-- Begin ENTRIES PROVIDED --
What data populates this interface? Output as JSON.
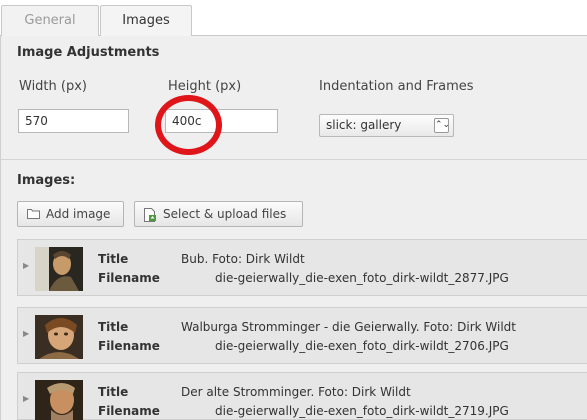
{
  "tabs": [
    {
      "label": "General"
    },
    {
      "label": "Images"
    }
  ],
  "adjustments": {
    "title": "Image Adjustments",
    "width_label": "Width (px)",
    "width_value": "570",
    "height_label": "Height (px)",
    "height_value": "400c",
    "indentation_label": "Indentation and Frames",
    "indentation_value": "slick: gallery"
  },
  "images": {
    "title": "Images:",
    "add_label": "Add image",
    "upload_label": "Select & upload files",
    "title_field_label": "Title",
    "filename_field_label": "Filename",
    "items": [
      {
        "title": "Bub. Foto: Dirk Wildt",
        "filename": "die-geierwally_die-exen_foto_dirk-wildt_2877.JPG"
      },
      {
        "title": "Walburga Stromminger - die Geierwally. Foto: Dirk Wildt",
        "filename": "die-geierwally_die-exen_foto_dirk-wildt_2706.JPG"
      },
      {
        "title": "Der alte Stromminger. Foto: Dirk Wildt",
        "filename": "die-geierwally_die-exen_foto_dirk-wildt_2719.JPG"
      }
    ]
  },
  "annotation": {
    "color": "#e0151a"
  },
  "icons": [
    "folder-icon",
    "upload-file-icon",
    "expand-caret-icon",
    "select-arrow-icon"
  ]
}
-- End ENTRIES PROVIDED --
GOAL =>
Generate a word-for-word copy of the preceding records, excluding all pictures.

RESULT OF THE EXERCISE =>
What data populates this interface? Output as JSON.
{
  "tabs": [
    {
      "label": "General"
    },
    {
      "label": "Images"
    }
  ],
  "adjustments": {
    "title": "Image Adjustments",
    "width_label": "Width (px)",
    "width_value": "570",
    "height_label": "Height (px)",
    "height_value": "400c",
    "indentation_label": "Indentation and Frames",
    "indentation_value": "slick: gallery"
  },
  "images": {
    "title": "Images:",
    "add_label": "Add image",
    "upload_label": "Select & upload files",
    "title_field_label": "Title",
    "filename_field_label": "Filename",
    "items": [
      {
        "title": "Bub. Foto: Dirk Wildt",
        "filename": "die-geierwally_die-exen_foto_dirk-wildt_2877.JPG"
      },
      {
        "title": "Walburga Stromminger - die Geierwally. Foto: Dirk Wildt",
        "filename": "die-geierwally_die-exen_foto_dirk-wildt_2706.JPG"
      },
      {
        "title": "Der alte Stromminger. Foto: Dirk Wildt",
        "filename": "die-geierwally_die-exen_foto_dirk-wildt_2719.JPG"
      }
    ]
  },
  "annotation": {
    "color": "#e0151a"
  },
  "icons": [
    "folder-icon",
    "upload-file-icon",
    "expand-caret-icon",
    "select-arrow-icon"
  ]
}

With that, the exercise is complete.